• **Work instructions**:
Can you retype every record below exactly as written?

(Raw records)
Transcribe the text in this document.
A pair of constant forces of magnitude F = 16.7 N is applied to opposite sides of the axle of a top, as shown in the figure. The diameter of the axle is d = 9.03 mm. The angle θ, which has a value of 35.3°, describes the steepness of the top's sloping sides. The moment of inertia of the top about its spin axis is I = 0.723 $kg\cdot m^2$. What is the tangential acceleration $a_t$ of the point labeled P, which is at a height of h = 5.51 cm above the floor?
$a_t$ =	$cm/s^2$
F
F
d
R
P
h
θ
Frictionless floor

• **Complete response**:
Transcribe the text in this document.
A pair of constant forces of magnitude F = 16.7 N is applied to opposite sides of the axle of a top, as shown in the figure. The diameter of the axle is d = 9.03 mm. The angle θ, which has a value of 35.3°, describes the steepness of the top's sloping sides. The moment of inertia of the top about its spin axis is I = 0.723 $kg\cdot m^2$. What is the tangential acceleration $a_t$ of the point labeled P, which is at a height of h = 5.51 cm above the floor?
$a_t$ =	$cm/s^2$
F
F
d
R
P
h
θ
Frictionless floor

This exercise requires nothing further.